>> START
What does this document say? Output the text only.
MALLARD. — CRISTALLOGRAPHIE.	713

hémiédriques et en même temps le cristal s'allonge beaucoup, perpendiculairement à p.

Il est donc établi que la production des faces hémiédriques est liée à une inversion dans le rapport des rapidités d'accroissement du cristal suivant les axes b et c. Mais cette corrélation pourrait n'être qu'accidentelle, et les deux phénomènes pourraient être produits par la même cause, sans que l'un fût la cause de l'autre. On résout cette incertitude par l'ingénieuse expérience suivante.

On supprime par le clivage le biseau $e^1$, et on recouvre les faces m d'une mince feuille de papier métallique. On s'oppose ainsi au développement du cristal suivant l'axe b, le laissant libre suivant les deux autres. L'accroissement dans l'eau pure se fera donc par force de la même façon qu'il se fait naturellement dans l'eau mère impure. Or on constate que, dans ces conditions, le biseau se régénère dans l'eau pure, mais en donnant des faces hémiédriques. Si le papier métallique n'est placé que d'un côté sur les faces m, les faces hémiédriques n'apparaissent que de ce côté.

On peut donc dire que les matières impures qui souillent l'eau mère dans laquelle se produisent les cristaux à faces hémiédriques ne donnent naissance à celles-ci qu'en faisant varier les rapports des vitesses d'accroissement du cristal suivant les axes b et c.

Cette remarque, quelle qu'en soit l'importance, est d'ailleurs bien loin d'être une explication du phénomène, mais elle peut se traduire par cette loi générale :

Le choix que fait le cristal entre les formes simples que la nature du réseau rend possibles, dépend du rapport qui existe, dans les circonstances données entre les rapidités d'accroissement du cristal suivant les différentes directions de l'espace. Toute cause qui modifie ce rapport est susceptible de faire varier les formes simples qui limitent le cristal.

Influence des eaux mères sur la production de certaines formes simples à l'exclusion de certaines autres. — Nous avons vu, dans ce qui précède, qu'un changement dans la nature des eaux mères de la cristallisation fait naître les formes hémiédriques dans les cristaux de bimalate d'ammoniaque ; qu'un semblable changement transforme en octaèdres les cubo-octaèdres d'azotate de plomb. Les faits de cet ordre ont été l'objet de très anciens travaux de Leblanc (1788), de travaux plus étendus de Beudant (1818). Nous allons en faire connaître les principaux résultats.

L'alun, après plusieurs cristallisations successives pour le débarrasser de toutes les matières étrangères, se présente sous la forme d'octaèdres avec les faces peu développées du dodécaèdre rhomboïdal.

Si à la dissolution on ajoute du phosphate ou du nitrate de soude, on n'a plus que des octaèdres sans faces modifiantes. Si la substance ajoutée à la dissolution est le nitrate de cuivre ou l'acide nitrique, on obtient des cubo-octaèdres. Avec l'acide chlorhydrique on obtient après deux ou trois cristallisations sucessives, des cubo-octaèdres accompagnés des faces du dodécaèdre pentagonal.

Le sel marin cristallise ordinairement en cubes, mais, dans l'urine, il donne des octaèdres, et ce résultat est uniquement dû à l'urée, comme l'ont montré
>> END
Using the material above, copy every line in which the string "être" occurs.

▶ _Finished exercise_
Il est donc établi que la production des faces hémiédriques est liée à une inversion dans le rapport des rapidités d'accroissement du cristal suivant les axes b et c. Mais cette corrélation pourrait n'être qu'accidentelle, et les deux phénomènes pourraient être produits par la même cause, sans que l'un fût la cause de l'autre. On résout cette incertitude par l'ingénieuse expérience suivante.
Cette remarque, quelle qu'en soit l'importance, est d'ailleurs bien loin d'être une explication du phénomène, mais elle peut se traduire par cette loi générale :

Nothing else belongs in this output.